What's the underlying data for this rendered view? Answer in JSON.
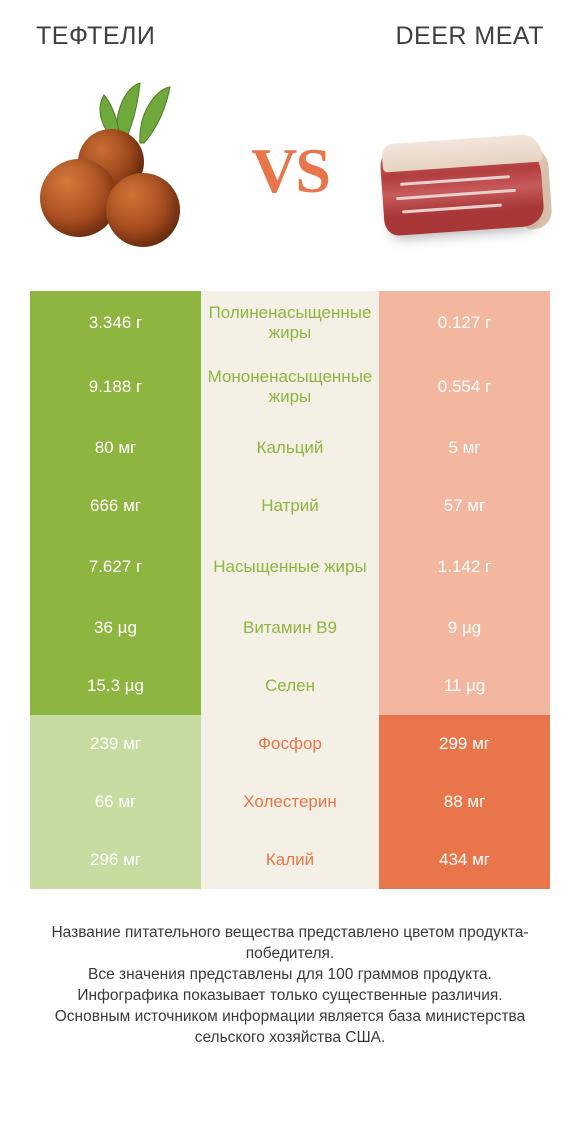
{
  "colors": {
    "left_win": "#8eb53f",
    "right_win": "#e9764a",
    "left_lose": "#c7dca0",
    "right_lose": "#f2b79e",
    "label_bg": "#f4f0e6",
    "vs": "#e9764a",
    "title": "#404040"
  },
  "header": {
    "left_title": "ТЕФТЕЛИ",
    "right_title": "DEER MEAT",
    "vs_text": "VS"
  },
  "comparison": {
    "rows": [
      {
        "label": "Полиненасыщенные жиры",
        "left": "3.346 г",
        "right": "0.127 г",
        "winner": "left",
        "tall": true
      },
      {
        "label": "Мононенасыщенные жиры",
        "left": "9.188 г",
        "right": "0.554 г",
        "winner": "left",
        "tall": true
      },
      {
        "label": "Кальций",
        "left": "80 мг",
        "right": "5 мг",
        "winner": "left",
        "tall": false
      },
      {
        "label": "Натрий",
        "left": "666 мг",
        "right": "57 мг",
        "winner": "left",
        "tall": false
      },
      {
        "label": "Насыщенные жиры",
        "left": "7.627 г",
        "right": "1.142 г",
        "winner": "left",
        "tall": true
      },
      {
        "label": "Витамин B9",
        "left": "36 µg",
        "right": "9 µg",
        "winner": "left",
        "tall": false
      },
      {
        "label": "Селен",
        "left": "15.3 µg",
        "right": "11 µg",
        "winner": "left",
        "tall": false
      },
      {
        "label": "Фосфор",
        "left": "239 мг",
        "right": "299 мг",
        "winner": "right",
        "tall": false
      },
      {
        "label": "Холестерин",
        "left": "66 мг",
        "right": "88 мг",
        "winner": "right",
        "tall": false
      },
      {
        "label": "Калий",
        "left": "296 мг",
        "right": "434 мг",
        "winner": "right",
        "tall": false
      }
    ]
  },
  "footnote": {
    "line1": "Название питательного вещества представлено цветом продукта-победителя.",
    "line2": "Все значения представлены для 100 граммов продукта.",
    "line3": "Инфографика показывает только существенные различия.",
    "line4": "Основным источником информации является база министерства сельского хозяйства США."
  }
}
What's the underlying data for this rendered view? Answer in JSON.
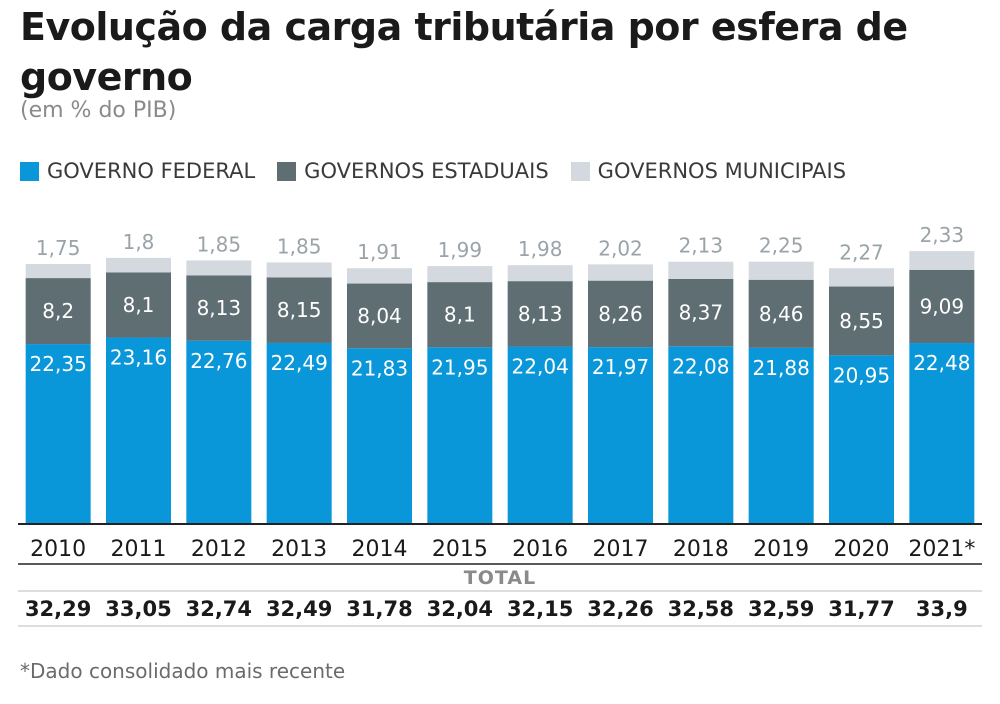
{
  "title": "Evolução da carga tributária por esfera de governo",
  "subtitle": "(em % do PIB)",
  "legend": [
    {
      "label": "GOVERNO FEDERAL",
      "color": "#0a97d9"
    },
    {
      "label": "GOVERNOS ESTADUAIS",
      "color": "#5f6e73"
    },
    {
      "label": "GOVERNOS MUNICIPAIS",
      "color": "#d3d9de"
    }
  ],
  "chart_data": {
    "type": "bar",
    "stacked": true,
    "title": "Evolução da carga tributária por esfera de governo",
    "ylabel": "% do PIB",
    "categories": [
      "2010",
      "2011",
      "2012",
      "2013",
      "2014",
      "2015",
      "2016",
      "2017",
      "2018",
      "2019",
      "2020",
      "2021*"
    ],
    "series": [
      {
        "name": "GOVERNO FEDERAL",
        "color": "#0a97d9",
        "labels": [
          "22,35",
          "23,16",
          "22,76",
          "22,49",
          "21,83",
          "21,95",
          "22,04",
          "21,97",
          "22,08",
          "21,88",
          "20,95",
          "22,48"
        ],
        "values": [
          22.35,
          23.16,
          22.76,
          22.49,
          21.83,
          21.95,
          22.04,
          21.97,
          22.08,
          21.88,
          20.95,
          22.48
        ]
      },
      {
        "name": "GOVERNOS ESTADUAIS",
        "color": "#5f6e73",
        "labels": [
          "8,2",
          "8,1",
          "8,13",
          "8,15",
          "8,04",
          "8,1",
          "8,13",
          "8,26",
          "8,37",
          "8,46",
          "8,55",
          "9,09"
        ],
        "values": [
          8.2,
          8.1,
          8.13,
          8.15,
          8.04,
          8.1,
          8.13,
          8.26,
          8.37,
          8.46,
          8.55,
          9.09
        ]
      },
      {
        "name": "GOVERNOS MUNICIPAIS",
        "color": "#d3d9de",
        "labels": [
          "1,75",
          "1,8",
          "1,85",
          "1,85",
          "1,91",
          "1,99",
          "1,98",
          "2,02",
          "2,13",
          "2,25",
          "2,27",
          "2,33"
        ],
        "values": [
          1.75,
          1.8,
          1.85,
          1.85,
          1.91,
          1.99,
          1.98,
          2.02,
          2.13,
          2.25,
          2.27,
          2.33
        ]
      }
    ],
    "total_label": "TOTAL",
    "totals": [
      "32,29",
      "33,05",
      "32,74",
      "32,49",
      "31,78",
      "32,04",
      "32,15",
      "32,26",
      "32,58",
      "32,59",
      "31,77",
      "33,9"
    ],
    "ylim": [
      0,
      34
    ]
  },
  "footnote": "*Dado consolidado mais recente"
}
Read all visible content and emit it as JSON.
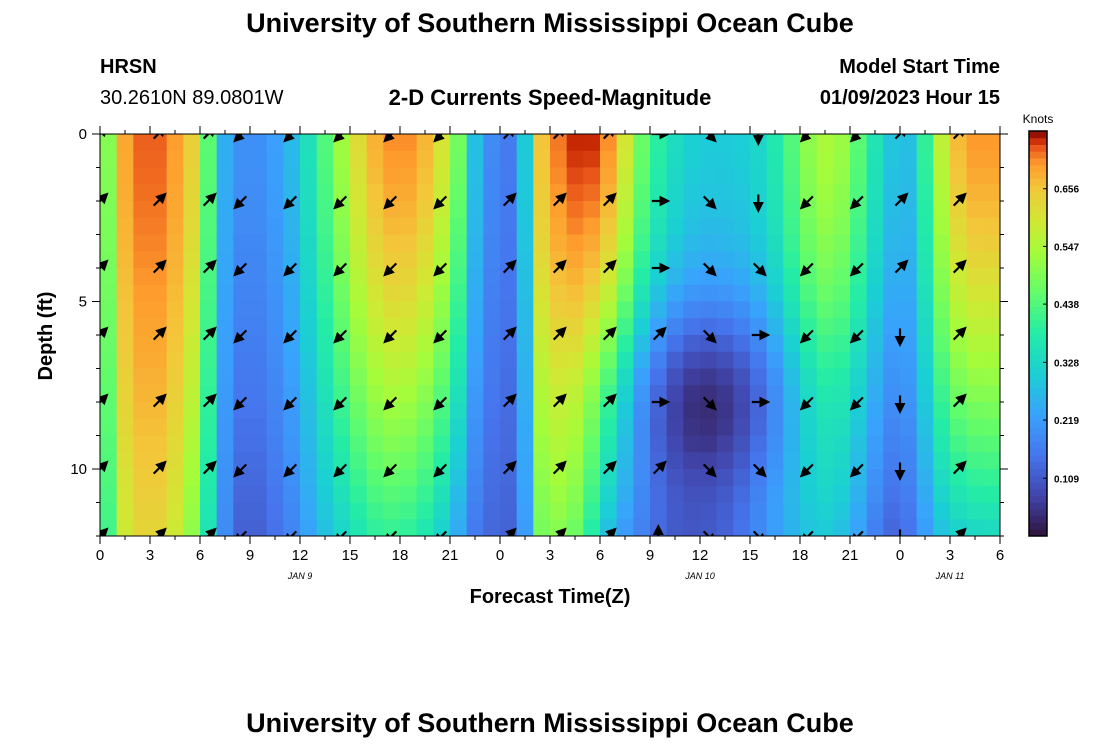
━━━━━━━━━━━━━━━━━━━━
> TASK PROMPT: Print all of the entries word for word. Skip any images they contain.

> THE COMPLETED TASK:
What's the underlying data for this rendered view? Answer in JSON.
{
  "colors": {
    "left_win": "#8eb53f",
    "right_win": "#e9764a",
    "left_lose": "#c7dca0",
    "right_lose": "#f2b79e",
    "label_bg": "#f4f0e6",
    "vs": "#e9764a",
    "title": "#404040"
  },
  "header": {
    "left_title": "ТЕФТЕЛИ",
    "right_title": "DEER MEAT",
    "vs_text": "VS"
  },
  "comparison": {
    "rows": [
      {
        "label": "Полиненасыщенные жиры",
        "left": "3.346 г",
        "right": "0.127 г",
        "winner": "left",
        "tall": true
      },
      {
        "label": "Мононенасыщенные жиры",
        "left": "9.188 г",
        "right": "0.554 г",
        "winner": "left",
        "tall": true
      },
      {
        "label": "Кальций",
        "left": "80 мг",
        "right": "5 мг",
        "winner": "left",
        "tall": false
      },
      {
        "label": "Натрий",
        "left": "666 мг",
        "right": "57 мг",
        "winner": "left",
        "tall": false
      },
      {
        "label": "Насыщенные жиры",
        "left": "7.627 г",
        "right": "1.142 г",
        "winner": "left",
        "tall": true
      },
      {
        "label": "Витамин B9",
        "left": "36 µg",
        "right": "9 µg",
        "winner": "left",
        "tall": false
      },
      {
        "label": "Селен",
        "left": "15.3 µg",
        "right": "11 µg",
        "winner": "left",
        "tall": false
      },
      {
        "label": "Фосфор",
        "left": "239 мг",
        "right": "299 мг",
        "winner": "right",
        "tall": false
      },
      {
        "label": "Холестерин",
        "left": "66 мг",
        "right": "88 мг",
        "winner": "right",
        "tall": false
      },
      {
        "label": "Калий",
        "left": "296 мг",
        "right": "434 мг",
        "winner": "right",
        "tall": false
      }
    ]
  },
  "footnote": {
    "line1": "Название питательного вещества представлено цветом продукта-победителя.",
    "line2": "Все значения представлены для 100 граммов продукта.",
    "line3": "Инфографика показывает только существенные различия.",
    "line4": "Основным источником информации является база министерства сельского хозяйства США."
  }
}
What's the underlying data for this rendered view? Answer in JSON.
{
  "title": "Evolução da carga tributária por esfera de governo",
  "subtitle": "(em % do PIB)",
  "legend": [
    {
      "label": "GOVERNO FEDERAL",
      "color": "#0a97d9"
    },
    {
      "label": "GOVERNOS ESTADUAIS",
      "color": "#5f6e73"
    },
    {
      "label": "GOVERNOS MUNICIPAIS",
      "color": "#d3d9de"
    }
  ],
  "chart_data": {
    "type": "bar",
    "stacked": true,
    "title": "Evolução da carga tributária por esfera de governo",
    "ylabel": "% do PIB",
    "categories": [
      "2010",
      "2011",
      "2012",
      "2013",
      "2014",
      "2015",
      "2016",
      "2017",
      "2018",
      "2019",
      "2020",
      "2021*"
    ],
    "series": [
      {
        "name": "GOVERNO FEDERAL",
        "color": "#0a97d9",
        "labels": [
          "22,35",
          "23,16",
          "22,76",
          "22,49",
          "21,83",
          "21,95",
          "22,04",
          "21,97",
          "22,08",
          "21,88",
          "20,95",
          "22,48"
        ],
        "values": [
          22.35,
          23.16,
          22.76,
          22.49,
          21.83,
          21.95,
          22.04,
          21.97,
          22.08,
          21.88,
          20.95,
          22.48
        ]
      },
      {
        "name": "GOVERNOS ESTADUAIS",
        "color": "#5f6e73",
        "labels": [
          "8,2",
          "8,1",
          "8,13",
          "8,15",
          "8,04",
          "8,1",
          "8,13",
          "8,26",
          "8,37",
          "8,46",
          "8,55",
          "9,09"
        ],
        "values": [
          8.2,
          8.1,
          8.13,
          8.15,
          8.04,
          8.1,
          8.13,
          8.26,
          8.37,
          8.46,
          8.55,
          9.09
        ]
      },
      {
        "name": "GOVERNOS MUNICIPAIS",
        "color": "#d3d9de",
        "labels": [
          "1,75",
          "1,8",
          "1,85",
          "1,85",
          "1,91",
          "1,99",
          "1,98",
          "2,02",
          "2,13",
          "2,25",
          "2,27",
          "2,33"
        ],
        "values": [
          1.75,
          1.8,
          1.85,
          1.85,
          1.91,
          1.99,
          1.98,
          2.02,
          2.13,
          2.25,
          2.27,
          2.33
        ]
      }
    ],
    "total_label": "TOTAL",
    "totals": [
      "32,29",
      "33,05",
      "32,74",
      "32,49",
      "31,78",
      "32,04",
      "32,15",
      "32,26",
      "32,58",
      "32,59",
      "31,77",
      "33,9"
    ],
    "ylim": [
      0,
      34
    ]
  },
  "footnote": "*Dado consolidado mais recente"
}
Read all visible content and emit it as JSON.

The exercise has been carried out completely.